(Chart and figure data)

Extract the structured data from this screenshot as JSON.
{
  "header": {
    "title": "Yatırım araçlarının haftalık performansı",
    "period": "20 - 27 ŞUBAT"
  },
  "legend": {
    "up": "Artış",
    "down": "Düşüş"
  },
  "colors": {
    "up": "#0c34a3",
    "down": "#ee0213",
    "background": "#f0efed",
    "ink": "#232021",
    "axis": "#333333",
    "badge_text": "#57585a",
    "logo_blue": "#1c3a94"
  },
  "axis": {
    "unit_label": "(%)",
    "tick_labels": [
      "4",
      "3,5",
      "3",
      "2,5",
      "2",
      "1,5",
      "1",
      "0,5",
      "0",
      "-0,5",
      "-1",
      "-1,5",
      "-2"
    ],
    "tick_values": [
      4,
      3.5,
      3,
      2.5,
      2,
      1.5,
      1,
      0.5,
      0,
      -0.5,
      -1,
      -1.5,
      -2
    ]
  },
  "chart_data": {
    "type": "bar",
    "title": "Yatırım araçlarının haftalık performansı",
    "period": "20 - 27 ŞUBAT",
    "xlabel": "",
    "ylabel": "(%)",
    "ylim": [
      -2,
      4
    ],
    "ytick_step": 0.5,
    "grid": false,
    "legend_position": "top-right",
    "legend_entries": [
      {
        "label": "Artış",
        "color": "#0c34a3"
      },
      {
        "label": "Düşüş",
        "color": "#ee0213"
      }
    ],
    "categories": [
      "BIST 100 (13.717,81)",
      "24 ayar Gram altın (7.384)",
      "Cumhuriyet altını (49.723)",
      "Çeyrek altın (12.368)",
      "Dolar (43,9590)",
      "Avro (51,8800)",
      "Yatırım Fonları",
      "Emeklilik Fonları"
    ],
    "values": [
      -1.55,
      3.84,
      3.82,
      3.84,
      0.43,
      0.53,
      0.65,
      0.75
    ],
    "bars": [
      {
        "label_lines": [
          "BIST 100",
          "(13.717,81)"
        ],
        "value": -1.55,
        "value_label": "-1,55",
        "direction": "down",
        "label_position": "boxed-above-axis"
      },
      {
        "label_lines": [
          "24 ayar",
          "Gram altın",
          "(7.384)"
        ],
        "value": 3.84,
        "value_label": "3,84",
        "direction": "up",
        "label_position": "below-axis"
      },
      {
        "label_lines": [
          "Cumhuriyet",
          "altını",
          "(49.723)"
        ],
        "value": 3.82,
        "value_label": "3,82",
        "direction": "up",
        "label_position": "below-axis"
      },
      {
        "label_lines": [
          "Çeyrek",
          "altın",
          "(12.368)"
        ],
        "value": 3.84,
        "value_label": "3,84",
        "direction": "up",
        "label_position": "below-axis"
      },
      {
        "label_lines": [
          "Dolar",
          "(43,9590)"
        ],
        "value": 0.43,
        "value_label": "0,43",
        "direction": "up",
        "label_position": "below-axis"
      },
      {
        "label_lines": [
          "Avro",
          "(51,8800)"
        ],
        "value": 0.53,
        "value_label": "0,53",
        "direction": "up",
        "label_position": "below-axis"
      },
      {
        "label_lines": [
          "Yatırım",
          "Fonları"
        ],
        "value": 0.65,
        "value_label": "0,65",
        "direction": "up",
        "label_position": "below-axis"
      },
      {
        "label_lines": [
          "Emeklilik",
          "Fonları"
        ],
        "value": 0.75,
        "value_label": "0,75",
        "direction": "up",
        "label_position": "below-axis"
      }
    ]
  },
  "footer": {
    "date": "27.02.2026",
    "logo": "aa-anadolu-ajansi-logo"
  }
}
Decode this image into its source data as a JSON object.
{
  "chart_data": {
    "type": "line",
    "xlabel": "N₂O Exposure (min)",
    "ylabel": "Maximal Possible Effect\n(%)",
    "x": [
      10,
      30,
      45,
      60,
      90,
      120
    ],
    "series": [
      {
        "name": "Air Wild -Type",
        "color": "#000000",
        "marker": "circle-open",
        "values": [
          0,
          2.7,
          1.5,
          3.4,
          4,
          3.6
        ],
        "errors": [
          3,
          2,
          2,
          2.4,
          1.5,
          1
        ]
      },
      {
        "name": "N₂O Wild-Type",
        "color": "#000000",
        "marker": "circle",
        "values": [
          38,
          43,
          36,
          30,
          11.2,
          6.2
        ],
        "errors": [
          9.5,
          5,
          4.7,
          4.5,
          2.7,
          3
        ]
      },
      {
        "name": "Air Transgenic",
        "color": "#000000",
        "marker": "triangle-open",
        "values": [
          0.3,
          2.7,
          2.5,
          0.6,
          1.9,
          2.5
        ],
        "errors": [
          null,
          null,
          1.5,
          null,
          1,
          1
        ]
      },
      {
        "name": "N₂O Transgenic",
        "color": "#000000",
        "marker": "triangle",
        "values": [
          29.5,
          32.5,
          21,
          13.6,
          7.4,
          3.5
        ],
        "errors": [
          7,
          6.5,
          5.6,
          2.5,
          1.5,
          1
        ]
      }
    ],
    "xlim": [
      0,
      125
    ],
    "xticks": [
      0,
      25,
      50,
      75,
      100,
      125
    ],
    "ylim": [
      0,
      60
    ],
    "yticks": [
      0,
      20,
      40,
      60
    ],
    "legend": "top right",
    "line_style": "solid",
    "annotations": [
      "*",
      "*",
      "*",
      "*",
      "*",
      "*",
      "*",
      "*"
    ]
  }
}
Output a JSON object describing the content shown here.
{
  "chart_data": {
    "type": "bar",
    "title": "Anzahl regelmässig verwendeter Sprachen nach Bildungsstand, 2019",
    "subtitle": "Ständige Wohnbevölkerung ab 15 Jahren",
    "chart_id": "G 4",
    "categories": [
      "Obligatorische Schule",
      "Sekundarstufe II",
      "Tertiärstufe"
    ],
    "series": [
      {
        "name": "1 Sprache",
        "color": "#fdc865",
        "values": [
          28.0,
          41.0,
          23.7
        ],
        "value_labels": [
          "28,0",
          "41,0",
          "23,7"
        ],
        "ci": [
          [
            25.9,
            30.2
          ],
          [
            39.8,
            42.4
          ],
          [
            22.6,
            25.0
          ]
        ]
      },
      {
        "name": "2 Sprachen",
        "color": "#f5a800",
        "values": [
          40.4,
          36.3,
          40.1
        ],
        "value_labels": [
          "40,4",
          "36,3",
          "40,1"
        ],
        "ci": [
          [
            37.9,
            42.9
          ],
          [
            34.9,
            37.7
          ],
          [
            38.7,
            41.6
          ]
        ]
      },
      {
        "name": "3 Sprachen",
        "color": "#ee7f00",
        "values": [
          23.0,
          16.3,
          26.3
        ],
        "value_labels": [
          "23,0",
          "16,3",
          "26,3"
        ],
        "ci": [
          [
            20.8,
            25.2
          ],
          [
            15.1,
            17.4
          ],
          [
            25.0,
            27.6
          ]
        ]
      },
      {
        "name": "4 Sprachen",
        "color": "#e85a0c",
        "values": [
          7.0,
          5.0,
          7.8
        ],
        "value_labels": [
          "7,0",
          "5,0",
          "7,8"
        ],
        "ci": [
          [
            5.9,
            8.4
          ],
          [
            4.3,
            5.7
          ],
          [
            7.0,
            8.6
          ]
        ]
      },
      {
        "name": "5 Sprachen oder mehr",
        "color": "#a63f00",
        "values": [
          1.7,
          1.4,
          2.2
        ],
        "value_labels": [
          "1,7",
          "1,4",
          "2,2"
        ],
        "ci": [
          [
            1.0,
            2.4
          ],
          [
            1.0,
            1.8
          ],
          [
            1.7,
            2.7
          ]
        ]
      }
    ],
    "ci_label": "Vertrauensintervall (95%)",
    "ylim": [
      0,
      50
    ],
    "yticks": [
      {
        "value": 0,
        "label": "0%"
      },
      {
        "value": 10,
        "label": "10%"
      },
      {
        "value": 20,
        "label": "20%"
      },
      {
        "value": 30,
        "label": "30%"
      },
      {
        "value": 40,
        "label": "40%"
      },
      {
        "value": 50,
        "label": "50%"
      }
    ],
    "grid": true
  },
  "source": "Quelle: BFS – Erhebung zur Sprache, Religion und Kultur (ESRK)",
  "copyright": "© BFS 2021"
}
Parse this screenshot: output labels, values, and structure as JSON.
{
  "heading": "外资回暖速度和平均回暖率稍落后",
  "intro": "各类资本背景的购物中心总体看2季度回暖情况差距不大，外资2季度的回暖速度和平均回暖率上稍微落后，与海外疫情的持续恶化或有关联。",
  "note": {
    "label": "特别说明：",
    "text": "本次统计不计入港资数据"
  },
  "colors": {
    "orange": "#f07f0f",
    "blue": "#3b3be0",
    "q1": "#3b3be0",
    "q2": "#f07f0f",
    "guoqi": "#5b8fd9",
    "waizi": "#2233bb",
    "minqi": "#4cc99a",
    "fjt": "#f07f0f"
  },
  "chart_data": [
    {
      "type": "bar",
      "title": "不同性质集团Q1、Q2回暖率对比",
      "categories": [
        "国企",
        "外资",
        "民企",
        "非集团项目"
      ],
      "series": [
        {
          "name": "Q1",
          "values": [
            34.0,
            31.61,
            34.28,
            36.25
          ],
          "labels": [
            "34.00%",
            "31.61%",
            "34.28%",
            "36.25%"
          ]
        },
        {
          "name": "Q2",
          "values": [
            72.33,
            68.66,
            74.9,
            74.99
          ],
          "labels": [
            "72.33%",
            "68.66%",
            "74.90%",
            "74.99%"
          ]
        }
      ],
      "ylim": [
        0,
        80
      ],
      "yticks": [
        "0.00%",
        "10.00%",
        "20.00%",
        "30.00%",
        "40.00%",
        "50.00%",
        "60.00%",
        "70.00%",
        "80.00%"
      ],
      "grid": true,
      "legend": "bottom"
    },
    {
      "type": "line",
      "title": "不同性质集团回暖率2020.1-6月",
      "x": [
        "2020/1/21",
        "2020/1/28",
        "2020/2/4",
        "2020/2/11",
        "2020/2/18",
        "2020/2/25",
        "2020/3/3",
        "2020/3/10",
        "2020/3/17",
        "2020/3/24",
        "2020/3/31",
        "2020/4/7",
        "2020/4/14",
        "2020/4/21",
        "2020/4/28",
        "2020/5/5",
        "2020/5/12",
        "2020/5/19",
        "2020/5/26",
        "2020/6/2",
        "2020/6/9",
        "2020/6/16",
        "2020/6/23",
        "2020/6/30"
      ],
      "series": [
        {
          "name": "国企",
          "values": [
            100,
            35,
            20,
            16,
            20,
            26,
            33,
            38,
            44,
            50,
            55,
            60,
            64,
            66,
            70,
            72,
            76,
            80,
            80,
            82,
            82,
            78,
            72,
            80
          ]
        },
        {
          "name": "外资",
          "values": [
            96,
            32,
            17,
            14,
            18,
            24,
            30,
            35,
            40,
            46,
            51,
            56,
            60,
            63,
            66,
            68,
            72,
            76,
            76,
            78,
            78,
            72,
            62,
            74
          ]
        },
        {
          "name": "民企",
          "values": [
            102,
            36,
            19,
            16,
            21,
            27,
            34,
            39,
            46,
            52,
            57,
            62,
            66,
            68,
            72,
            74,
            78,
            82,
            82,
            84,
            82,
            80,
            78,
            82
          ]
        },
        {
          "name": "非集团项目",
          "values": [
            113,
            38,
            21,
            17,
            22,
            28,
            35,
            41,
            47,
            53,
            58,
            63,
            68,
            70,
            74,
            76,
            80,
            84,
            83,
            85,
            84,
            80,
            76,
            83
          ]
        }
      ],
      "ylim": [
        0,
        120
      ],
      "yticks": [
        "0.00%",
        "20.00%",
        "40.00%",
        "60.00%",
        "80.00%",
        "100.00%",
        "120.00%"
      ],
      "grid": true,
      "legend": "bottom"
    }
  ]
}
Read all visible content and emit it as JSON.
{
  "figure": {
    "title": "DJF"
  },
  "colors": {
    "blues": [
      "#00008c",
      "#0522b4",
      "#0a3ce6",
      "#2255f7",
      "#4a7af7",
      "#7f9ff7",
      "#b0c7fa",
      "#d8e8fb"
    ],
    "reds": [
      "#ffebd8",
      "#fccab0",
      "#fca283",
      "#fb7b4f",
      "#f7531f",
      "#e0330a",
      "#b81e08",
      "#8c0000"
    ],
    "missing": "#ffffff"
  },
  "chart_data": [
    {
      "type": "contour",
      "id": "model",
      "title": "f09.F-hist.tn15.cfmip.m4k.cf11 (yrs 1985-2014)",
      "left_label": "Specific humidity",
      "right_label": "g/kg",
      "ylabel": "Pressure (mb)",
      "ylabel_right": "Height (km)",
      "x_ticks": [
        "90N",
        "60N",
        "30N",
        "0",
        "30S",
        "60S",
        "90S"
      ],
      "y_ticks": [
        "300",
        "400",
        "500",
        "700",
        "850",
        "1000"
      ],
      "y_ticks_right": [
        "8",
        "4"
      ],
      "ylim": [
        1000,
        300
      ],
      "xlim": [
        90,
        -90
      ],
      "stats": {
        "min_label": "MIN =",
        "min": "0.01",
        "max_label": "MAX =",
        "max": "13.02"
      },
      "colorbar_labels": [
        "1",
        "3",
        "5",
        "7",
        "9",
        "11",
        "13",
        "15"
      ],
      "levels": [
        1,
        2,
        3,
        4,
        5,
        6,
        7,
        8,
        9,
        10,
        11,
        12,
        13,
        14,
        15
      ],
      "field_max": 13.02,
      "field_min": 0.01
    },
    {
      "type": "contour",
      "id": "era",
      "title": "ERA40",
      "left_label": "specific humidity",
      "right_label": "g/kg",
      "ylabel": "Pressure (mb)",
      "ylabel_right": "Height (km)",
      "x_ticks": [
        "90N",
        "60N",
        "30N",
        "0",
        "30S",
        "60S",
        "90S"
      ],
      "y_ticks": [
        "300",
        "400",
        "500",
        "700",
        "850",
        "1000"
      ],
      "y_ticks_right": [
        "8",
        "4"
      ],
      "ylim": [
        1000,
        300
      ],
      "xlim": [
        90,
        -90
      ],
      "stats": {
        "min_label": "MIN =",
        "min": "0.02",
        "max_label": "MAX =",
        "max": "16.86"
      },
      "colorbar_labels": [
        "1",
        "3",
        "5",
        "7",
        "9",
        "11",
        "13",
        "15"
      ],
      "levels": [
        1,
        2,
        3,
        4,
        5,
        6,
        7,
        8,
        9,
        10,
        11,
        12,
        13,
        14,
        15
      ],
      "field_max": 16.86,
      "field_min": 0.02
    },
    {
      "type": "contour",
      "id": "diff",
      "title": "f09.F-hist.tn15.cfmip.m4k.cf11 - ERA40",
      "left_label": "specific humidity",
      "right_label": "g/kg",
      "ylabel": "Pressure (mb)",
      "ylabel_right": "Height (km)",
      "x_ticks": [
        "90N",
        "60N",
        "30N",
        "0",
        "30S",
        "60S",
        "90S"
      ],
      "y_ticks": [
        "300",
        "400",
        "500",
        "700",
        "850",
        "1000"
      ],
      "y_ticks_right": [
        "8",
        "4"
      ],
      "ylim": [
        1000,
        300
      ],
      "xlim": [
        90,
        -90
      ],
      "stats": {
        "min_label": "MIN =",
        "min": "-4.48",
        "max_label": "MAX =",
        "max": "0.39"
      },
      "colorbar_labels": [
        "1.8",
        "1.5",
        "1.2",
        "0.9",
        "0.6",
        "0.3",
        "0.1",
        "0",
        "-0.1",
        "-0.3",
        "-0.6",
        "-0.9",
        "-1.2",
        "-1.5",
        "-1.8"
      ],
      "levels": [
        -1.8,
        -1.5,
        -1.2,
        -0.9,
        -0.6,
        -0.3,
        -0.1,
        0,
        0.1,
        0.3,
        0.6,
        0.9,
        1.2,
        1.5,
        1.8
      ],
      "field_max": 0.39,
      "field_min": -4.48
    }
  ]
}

Your objective ->
Pull out all lines containing the word "Sprachen" from the entries above.

The completed task ->
    "title": "Anzahl regelmässig verwendeter Sprachen nach Bildungsstand, 2019",
        "name": "2 Sprachen",
        "name": "3 Sprachen",
        "name": "4 Sprachen",
        "name": "5 Sprachen oder mehr",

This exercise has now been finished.